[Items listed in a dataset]
┄┄┄┄┄┄

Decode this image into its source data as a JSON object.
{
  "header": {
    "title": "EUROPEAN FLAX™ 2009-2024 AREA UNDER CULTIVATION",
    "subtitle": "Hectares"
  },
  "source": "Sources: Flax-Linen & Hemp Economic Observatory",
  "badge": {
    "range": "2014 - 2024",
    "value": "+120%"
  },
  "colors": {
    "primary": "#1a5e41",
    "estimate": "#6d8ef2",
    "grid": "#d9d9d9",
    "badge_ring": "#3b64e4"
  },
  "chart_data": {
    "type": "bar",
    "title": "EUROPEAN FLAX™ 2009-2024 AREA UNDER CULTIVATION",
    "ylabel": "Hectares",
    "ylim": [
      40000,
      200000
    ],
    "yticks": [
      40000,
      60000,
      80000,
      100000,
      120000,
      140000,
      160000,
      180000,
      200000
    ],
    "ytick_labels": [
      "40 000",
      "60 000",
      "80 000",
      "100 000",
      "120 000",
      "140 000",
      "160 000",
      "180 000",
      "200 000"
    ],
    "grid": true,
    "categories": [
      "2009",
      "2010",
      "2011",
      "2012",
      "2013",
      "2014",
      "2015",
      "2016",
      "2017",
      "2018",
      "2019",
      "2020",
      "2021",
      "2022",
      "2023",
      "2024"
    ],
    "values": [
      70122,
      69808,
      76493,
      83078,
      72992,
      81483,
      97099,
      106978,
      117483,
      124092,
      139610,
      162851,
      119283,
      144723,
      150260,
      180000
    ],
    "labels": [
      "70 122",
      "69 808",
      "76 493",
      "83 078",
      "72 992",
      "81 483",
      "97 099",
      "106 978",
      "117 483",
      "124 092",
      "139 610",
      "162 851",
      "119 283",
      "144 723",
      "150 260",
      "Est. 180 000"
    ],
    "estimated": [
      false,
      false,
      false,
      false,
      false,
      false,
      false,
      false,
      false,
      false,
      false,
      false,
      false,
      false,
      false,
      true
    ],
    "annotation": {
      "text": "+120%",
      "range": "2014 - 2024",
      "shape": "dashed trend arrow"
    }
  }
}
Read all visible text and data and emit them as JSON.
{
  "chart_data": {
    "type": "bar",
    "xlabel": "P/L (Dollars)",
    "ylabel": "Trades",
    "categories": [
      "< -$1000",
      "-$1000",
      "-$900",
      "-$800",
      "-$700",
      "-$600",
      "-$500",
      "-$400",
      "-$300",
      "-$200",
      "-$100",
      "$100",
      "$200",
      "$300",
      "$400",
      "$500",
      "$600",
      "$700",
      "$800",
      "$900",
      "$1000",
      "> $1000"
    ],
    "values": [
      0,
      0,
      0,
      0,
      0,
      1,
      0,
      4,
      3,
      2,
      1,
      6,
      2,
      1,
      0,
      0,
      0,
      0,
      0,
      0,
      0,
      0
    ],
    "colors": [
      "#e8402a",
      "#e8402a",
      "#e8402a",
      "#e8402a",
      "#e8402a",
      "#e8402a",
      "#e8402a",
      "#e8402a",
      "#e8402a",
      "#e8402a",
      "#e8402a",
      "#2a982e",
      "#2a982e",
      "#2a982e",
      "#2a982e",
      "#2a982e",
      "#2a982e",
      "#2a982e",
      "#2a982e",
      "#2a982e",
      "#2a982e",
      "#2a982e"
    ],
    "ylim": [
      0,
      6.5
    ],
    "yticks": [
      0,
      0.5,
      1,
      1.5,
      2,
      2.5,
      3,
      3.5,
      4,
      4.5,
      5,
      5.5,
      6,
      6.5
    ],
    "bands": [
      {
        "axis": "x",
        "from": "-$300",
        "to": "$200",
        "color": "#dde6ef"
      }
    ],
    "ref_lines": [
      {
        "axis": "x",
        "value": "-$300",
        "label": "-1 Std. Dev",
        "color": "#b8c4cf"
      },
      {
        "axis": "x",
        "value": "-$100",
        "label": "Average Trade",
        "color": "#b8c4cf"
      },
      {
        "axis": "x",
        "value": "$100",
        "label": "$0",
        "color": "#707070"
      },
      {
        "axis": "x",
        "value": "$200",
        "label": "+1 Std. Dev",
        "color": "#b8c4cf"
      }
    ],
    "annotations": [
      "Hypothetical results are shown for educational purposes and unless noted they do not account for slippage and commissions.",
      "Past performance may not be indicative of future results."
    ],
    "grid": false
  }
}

┄┄┄┄┄┄

WHAT IS NEEDED:
Copy every line verbatim.

TASK RESPONSE:
Decode this image into its source data as a JSON object.
{
  "header": {
    "title": "EUROPEAN FLAX™ 2009-2024 AREA UNDER CULTIVATION",
    "subtitle": "Hectares"
  },
  "source": "Sources: Flax-Linen & Hemp Economic Observatory",
  "badge": {
    "range": "2014 - 2024",
    "value": "+120%"
  },
  "colors": {
    "primary": "#1a5e41",
    "estimate": "#6d8ef2",
    "grid": "#d9d9d9",
    "badge_ring": "#3b64e4"
  },
  "chart_data": {
    "type": "bar",
    "title": "EUROPEAN FLAX™ 2009-2024 AREA UNDER CULTIVATION",
    "ylabel": "Hectares",
    "ylim": [
      40000,
      200000
    ],
    "yticks": [
      40000,
      60000,
      80000,
      100000,
      120000,
      140000,
      160000,
      180000,
      200000
    ],
    "ytick_labels": [
      "40 000",
      "60 000",
      "80 000",
      "100 000",
      "120 000",
      "140 000",
      "160 000",
      "180 000",
      "200 000"
    ],
    "grid": true,
    "categories": [
      "2009",
      "2010",
      "2011",
      "2012",
      "2013",
      "2014",
      "2015",
      "2016",
      "2017",
      "2018",
      "2019",
      "2020",
      "2021",
      "2022",
      "2023",
      "2024"
    ],
    "values": [
      70122,
      69808,
      76493,
      83078,
      72992,
      81483,
      97099,
      106978,
      117483,
      124092,
      139610,
      162851,
      119283,
      144723,
      150260,
      180000
    ],
    "labels": [
      "70 122",
      "69 808",
      "76 493",
      "83 078",
      "72 992",
      "81 483",
      "97 099",
      "106 978",
      "117 483",
      "124 092",
      "139 610",
      "162 851",
      "119 283",
      "144 723",
      "150 260",
      "Est. 180 000"
    ],
    "estimated": [
      false,
      false,
      false,
      false,
      false,
      false,
      false,
      false,
      false,
      false,
      false,
      false,
      false,
      false,
      false,
      true
    ],
    "annotation": {
      "text": "+120%",
      "range": "2014 - 2024",
      "shape": "dashed trend arrow"
    }
  }
}
Read all visible text and data and emit them as JSON.
{
  "chart_data": {
    "type": "bar",
    "xlabel": "P/L (Dollars)",
    "ylabel": "Trades",
    "categories": [
      "< -$1000",
      "-$1000",
      "-$900",
      "-$800",
      "-$700",
      "-$600",
      "-$500",
      "-$400",
      "-$300",
      "-$200",
      "-$100",
      "$100",
      "$200",
      "$300",
      "$400",
      "$500",
      "$600",
      "$700",
      "$800",
      "$900",
      "$1000",
      "> $1000"
    ],
    "values": [
      0,
      0,
      0,
      0,
      0,
      1,
      0,
      4,
      3,
      2,
      1,
      6,
      2,
      1,
      0,
      0,
      0,
      0,
      0,
      0,
      0,
      0
    ],
    "colors": [
      "#e8402a",
      "#e8402a",
      "#e8402a",
      "#e8402a",
      "#e8402a",
      "#e8402a",
      "#e8402a",
      "#e8402a",
      "#e8402a",
      "#e8402a",
      "#e8402a",
      "#2a982e",
      "#2a982e",
      "#2a982e",
      "#2a982e",
      "#2a982e",
      "#2a982e",
      "#2a982e",
      "#2a982e",
      "#2a982e",
      "#2a982e",
      "#2a982e"
    ],
    "ylim": [
      0,
      6.5
    ],
    "yticks": [
      0,
      0.5,
      1,
      1.5,
      2,
      2.5,
      3,
      3.5,
      4,
      4.5,
      5,
      5.5,
      6,
      6.5
    ],
    "bands": [
      {
        "axis": "x",
        "from": "-$300",
        "to": "$200",
        "color": "#dde6ef"
      }
    ],
    "ref_lines": [
      {
        "axis": "x",
        "value": "-$300",
        "label": "-1 Std. Dev",
        "color": "#b8c4cf"
      },
      {
        "axis": "x",
        "value": "-$100",
        "label": "Average Trade",
        "color": "#b8c4cf"
      },
      {
        "axis": "x",
        "value": "$100",
        "label": "$0",
        "color": "#707070"
      },
      {
        "axis": "x",
        "value": "$200",
        "label": "+1 Std. Dev",
        "color": "#b8c4cf"
      }
    ],
    "annotations": [
      "Hypothetical results are shown for educational purposes and unless noted they do not account for slippage and commissions.",
      "Past performance may not be indicative of future results."
    ],
    "grid": false
  }
}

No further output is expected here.